Copy every one of the items below word for word.

___

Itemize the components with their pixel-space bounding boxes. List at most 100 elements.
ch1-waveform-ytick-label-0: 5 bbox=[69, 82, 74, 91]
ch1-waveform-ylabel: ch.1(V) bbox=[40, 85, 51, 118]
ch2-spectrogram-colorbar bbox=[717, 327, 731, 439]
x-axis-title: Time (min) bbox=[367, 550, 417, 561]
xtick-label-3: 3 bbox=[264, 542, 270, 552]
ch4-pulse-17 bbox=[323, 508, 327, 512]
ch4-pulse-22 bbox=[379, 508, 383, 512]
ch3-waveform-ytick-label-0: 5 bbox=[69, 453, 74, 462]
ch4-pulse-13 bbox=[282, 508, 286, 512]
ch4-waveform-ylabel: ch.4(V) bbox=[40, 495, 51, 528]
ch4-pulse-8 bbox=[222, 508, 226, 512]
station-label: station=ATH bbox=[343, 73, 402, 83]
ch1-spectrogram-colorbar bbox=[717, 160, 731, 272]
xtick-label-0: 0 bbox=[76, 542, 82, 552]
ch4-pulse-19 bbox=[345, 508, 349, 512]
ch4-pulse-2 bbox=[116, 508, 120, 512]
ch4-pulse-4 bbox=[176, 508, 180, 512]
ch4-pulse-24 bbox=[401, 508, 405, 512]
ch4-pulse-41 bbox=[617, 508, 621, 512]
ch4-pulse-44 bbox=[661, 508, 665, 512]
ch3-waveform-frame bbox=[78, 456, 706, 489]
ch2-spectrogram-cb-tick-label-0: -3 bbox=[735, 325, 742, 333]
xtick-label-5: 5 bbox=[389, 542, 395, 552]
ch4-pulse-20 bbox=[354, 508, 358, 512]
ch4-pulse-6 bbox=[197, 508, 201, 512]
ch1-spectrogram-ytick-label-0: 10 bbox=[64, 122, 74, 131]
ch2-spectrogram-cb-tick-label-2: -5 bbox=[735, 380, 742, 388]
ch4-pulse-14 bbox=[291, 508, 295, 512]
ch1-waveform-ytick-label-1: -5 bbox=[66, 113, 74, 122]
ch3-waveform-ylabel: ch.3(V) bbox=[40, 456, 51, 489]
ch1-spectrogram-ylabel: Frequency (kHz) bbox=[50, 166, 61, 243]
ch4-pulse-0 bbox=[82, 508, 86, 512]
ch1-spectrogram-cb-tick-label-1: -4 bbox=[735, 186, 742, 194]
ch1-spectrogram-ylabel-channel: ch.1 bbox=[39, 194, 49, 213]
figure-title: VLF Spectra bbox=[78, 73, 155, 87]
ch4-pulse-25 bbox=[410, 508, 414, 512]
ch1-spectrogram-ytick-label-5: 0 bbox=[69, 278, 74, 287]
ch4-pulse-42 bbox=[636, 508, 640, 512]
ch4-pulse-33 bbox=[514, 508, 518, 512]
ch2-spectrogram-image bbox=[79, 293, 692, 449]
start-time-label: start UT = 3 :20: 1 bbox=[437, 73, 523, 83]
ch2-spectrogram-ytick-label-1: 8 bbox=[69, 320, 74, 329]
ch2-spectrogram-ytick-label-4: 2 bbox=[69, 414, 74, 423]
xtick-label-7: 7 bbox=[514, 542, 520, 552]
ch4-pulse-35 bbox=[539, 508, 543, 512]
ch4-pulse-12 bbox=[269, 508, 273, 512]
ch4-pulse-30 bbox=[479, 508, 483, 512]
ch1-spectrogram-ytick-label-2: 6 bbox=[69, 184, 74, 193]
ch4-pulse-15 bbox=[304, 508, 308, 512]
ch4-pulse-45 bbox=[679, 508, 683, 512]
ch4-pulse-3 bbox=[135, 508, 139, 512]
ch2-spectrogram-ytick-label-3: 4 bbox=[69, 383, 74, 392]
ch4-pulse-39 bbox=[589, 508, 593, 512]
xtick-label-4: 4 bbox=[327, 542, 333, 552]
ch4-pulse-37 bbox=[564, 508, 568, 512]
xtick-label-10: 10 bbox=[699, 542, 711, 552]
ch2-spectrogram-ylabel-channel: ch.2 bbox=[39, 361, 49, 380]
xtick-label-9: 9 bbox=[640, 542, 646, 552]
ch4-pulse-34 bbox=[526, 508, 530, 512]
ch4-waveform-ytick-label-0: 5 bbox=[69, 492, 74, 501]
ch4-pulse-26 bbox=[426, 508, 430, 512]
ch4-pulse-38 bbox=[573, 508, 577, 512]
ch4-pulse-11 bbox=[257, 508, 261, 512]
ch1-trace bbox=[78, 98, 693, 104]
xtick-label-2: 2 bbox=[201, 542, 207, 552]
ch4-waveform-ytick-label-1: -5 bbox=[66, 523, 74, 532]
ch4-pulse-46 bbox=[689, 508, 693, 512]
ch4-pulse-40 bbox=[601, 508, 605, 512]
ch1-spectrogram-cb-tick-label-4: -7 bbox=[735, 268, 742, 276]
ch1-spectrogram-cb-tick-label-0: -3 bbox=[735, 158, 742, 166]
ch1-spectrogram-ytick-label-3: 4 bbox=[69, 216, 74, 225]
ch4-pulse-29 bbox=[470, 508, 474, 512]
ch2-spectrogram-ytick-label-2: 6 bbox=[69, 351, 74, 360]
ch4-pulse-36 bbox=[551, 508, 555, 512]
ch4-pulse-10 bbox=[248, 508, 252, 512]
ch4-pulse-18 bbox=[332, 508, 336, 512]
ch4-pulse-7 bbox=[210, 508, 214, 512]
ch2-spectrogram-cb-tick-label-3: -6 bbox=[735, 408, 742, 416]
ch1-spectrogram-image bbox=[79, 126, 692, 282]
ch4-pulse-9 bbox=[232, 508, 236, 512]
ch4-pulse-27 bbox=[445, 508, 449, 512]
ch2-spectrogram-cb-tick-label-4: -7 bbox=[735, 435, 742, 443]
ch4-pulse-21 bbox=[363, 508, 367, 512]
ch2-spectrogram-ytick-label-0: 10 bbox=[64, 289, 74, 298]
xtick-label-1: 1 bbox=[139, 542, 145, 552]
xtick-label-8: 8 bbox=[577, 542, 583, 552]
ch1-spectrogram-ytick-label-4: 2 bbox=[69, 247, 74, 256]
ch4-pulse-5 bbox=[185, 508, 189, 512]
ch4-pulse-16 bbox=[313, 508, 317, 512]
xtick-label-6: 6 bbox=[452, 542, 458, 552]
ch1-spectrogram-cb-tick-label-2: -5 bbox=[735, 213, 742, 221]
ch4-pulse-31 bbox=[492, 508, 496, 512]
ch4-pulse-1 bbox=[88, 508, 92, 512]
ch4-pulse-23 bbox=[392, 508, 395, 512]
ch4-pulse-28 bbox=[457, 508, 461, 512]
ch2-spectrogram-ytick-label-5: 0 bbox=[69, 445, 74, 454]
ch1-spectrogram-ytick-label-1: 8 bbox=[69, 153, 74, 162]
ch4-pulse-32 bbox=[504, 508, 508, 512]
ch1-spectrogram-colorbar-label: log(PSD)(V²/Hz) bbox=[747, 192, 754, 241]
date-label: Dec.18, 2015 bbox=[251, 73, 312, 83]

___

Solution for this exercise.
Itemize the components with their pixel-space bounding boxes. List at most 100 elements.
ch1-waveform-ytick-label-0: 5 bbox=[69, 82, 74, 91]
ch1-waveform-ylabel: ch.1(V) bbox=[40, 85, 51, 118]
ch2-spectrogram-colorbar bbox=[717, 327, 731, 439]
x-axis-title: Time (min) bbox=[367, 550, 417, 561]
xtick-label-3: 3 bbox=[264, 542, 270, 552]
ch4-pulse-17 bbox=[323, 508, 327, 512]
ch4-pulse-22 bbox=[379, 508, 383, 512]
ch3-waveform-ytick-label-0: 5 bbox=[69, 453, 74, 462]
ch4-pulse-13 bbox=[282, 508, 286, 512]
ch4-waveform-ylabel: ch.4(V) bbox=[40, 495, 51, 528]
ch4-pulse-8 bbox=[222, 508, 226, 512]
station-label: station=ATH bbox=[343, 73, 402, 83]
ch1-spectrogram-colorbar bbox=[717, 160, 731, 272]
xtick-label-0: 0 bbox=[76, 542, 82, 552]
ch4-pulse-19 bbox=[345, 508, 349, 512]
ch4-pulse-2 bbox=[116, 508, 120, 512]
ch4-pulse-4 bbox=[176, 508, 180, 512]
ch4-pulse-24 bbox=[401, 508, 405, 512]
ch4-pulse-41 bbox=[617, 508, 621, 512]
ch4-pulse-44 bbox=[661, 508, 665, 512]
ch3-waveform-frame bbox=[78, 456, 706, 489]
ch2-spectrogram-cb-tick-label-0: -3 bbox=[735, 325, 742, 333]
xtick-label-5: 5 bbox=[389, 542, 395, 552]
ch4-pulse-20 bbox=[354, 508, 358, 512]
ch4-pulse-6 bbox=[197, 508, 201, 512]
ch1-spectrogram-ytick-label-0: 10 bbox=[64, 122, 74, 131]
ch2-spectrogram-cb-tick-label-2: -5 bbox=[735, 380, 742, 388]
ch4-pulse-14 bbox=[291, 508, 295, 512]
ch1-waveform-ytick-label-1: -5 bbox=[66, 113, 74, 122]
ch3-waveform-ylabel: ch.3(V) bbox=[40, 456, 51, 489]
ch1-spectrogram-ylabel: Frequency (kHz) bbox=[50, 166, 61, 243]
ch4-pulse-0 bbox=[82, 508, 86, 512]
ch1-spectrogram-cb-tick-label-1: -4 bbox=[735, 186, 742, 194]
ch1-spectrogram-ylabel-channel: ch.1 bbox=[39, 194, 49, 213]
figure-title: VLF Spectra bbox=[78, 73, 155, 87]
ch4-pulse-25 bbox=[410, 508, 414, 512]
ch1-spectrogram-ytick-label-5: 0 bbox=[69, 278, 74, 287]
ch4-pulse-42 bbox=[636, 508, 640, 512]
ch4-pulse-33 bbox=[514, 508, 518, 512]
ch2-spectrogram-image bbox=[79, 293, 692, 449]
start-time-label: start UT = 3 :20: 1 bbox=[437, 73, 523, 83]
ch2-spectrogram-ytick-label-1: 8 bbox=[69, 320, 74, 329]
ch2-spectrogram-ytick-label-4: 2 bbox=[69, 414, 74, 423]
xtick-label-7: 7 bbox=[514, 542, 520, 552]
ch4-pulse-35 bbox=[539, 508, 543, 512]
ch4-pulse-12 bbox=[269, 508, 273, 512]
ch4-pulse-30 bbox=[479, 508, 483, 512]
ch1-spectrogram-ytick-label-2: 6 bbox=[69, 184, 74, 193]
ch4-pulse-15 bbox=[304, 508, 308, 512]
ch4-pulse-45 bbox=[679, 508, 683, 512]
ch4-pulse-3 bbox=[135, 508, 139, 512]
ch2-spectrogram-ytick-label-3: 4 bbox=[69, 383, 74, 392]
ch4-pulse-39 bbox=[589, 508, 593, 512]
xtick-label-4: 4 bbox=[327, 542, 333, 552]
ch4-pulse-37 bbox=[564, 508, 568, 512]
xtick-label-10: 10 bbox=[699, 542, 711, 552]
ch2-spectrogram-ylabel-channel: ch.2 bbox=[39, 361, 49, 380]
xtick-label-9: 9 bbox=[640, 542, 646, 552]
ch4-pulse-34 bbox=[526, 508, 530, 512]
ch4-waveform-ytick-label-0: 5 bbox=[69, 492, 74, 501]
ch4-pulse-26 bbox=[426, 508, 430, 512]
ch4-pulse-38 bbox=[573, 508, 577, 512]
ch4-pulse-11 bbox=[257, 508, 261, 512]
ch1-trace bbox=[78, 98, 693, 104]
xtick-label-2: 2 bbox=[201, 542, 207, 552]
ch4-waveform-ytick-label-1: -5 bbox=[66, 523, 74, 532]
ch4-pulse-46 bbox=[689, 508, 693, 512]
ch4-pulse-40 bbox=[601, 508, 605, 512]
ch1-spectrogram-cb-tick-label-4: -7 bbox=[735, 268, 742, 276]
ch1-spectrogram-cb-tick-label-0: -3 bbox=[735, 158, 742, 166]
ch1-spectrogram-ytick-label-3: 4 bbox=[69, 216, 74, 225]
ch4-pulse-29 bbox=[470, 508, 474, 512]
ch2-spectrogram-ytick-label-2: 6 bbox=[69, 351, 74, 360]
ch4-pulse-36 bbox=[551, 508, 555, 512]
ch4-pulse-10 bbox=[248, 508, 252, 512]
ch4-pulse-18 bbox=[332, 508, 336, 512]
ch4-pulse-7 bbox=[210, 508, 214, 512]
ch2-spectrogram-cb-tick-label-3: -6 bbox=[735, 408, 742, 416]
ch1-spectrogram-image bbox=[79, 126, 692, 282]
ch4-pulse-9 bbox=[232, 508, 236, 512]
ch4-pulse-27 bbox=[445, 508, 449, 512]
ch2-spectrogram-cb-tick-label-4: -7 bbox=[735, 435, 742, 443]
ch4-pulse-21 bbox=[363, 508, 367, 512]
ch2-spectrogram-ytick-label-0: 10 bbox=[64, 289, 74, 298]
xtick-label-1: 1 bbox=[139, 542, 145, 552]
xtick-label-8: 8 bbox=[577, 542, 583, 552]
ch1-spectrogram-ytick-label-4: 2 bbox=[69, 247, 74, 256]
ch4-pulse-5 bbox=[185, 508, 189, 512]
ch4-pulse-16 bbox=[313, 508, 317, 512]
xtick-label-6: 6 bbox=[452, 542, 458, 552]
ch1-spectrogram-cb-tick-label-2: -5 bbox=[735, 213, 742, 221]
ch4-pulse-31 bbox=[492, 508, 496, 512]
ch4-pulse-1 bbox=[88, 508, 92, 512]
ch4-pulse-23 bbox=[392, 508, 395, 512]
ch4-pulse-28 bbox=[457, 508, 461, 512]
ch2-spectrogram-ytick-label-5: 0 bbox=[69, 445, 74, 454]
ch1-spectrogram-ytick-label-1: 8 bbox=[69, 153, 74, 162]
ch4-pulse-32 bbox=[504, 508, 508, 512]
ch1-spectrogram-colorbar-label: log(PSD)(V²/Hz) bbox=[747, 192, 754, 241]
date-label: Dec.18, 2015 bbox=[251, 73, 312, 83]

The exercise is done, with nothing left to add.